**WHAT THE EXERCISE ASKS**
Wherever the word "sender" shows up in a line, please copy that line.

**INFORMATION SUPPLIED**
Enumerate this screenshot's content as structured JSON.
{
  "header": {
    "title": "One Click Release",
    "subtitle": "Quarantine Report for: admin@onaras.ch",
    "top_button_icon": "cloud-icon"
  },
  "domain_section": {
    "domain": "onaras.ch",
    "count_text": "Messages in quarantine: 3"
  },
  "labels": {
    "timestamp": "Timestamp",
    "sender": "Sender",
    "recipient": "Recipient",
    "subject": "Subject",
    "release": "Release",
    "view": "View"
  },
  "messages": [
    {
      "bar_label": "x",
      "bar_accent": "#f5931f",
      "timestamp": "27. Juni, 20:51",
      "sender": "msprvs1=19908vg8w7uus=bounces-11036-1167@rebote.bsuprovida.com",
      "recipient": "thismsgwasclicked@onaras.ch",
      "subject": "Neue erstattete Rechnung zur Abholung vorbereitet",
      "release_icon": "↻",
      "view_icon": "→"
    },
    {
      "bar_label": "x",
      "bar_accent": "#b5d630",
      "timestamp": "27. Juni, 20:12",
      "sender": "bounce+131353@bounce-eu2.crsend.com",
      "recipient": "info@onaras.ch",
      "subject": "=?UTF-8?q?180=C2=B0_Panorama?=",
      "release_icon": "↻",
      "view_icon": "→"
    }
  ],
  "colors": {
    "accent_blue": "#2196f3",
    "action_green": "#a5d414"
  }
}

**SOLUTION FOR THIS TASK**
    "sender": "Sender",
      "sender": "msprvs1=19908vg8w7uus=bounces-11036-1167@rebote.bsuprovida.com",
      "sender": "bounce+131353@bounce-eu2.crsend.com",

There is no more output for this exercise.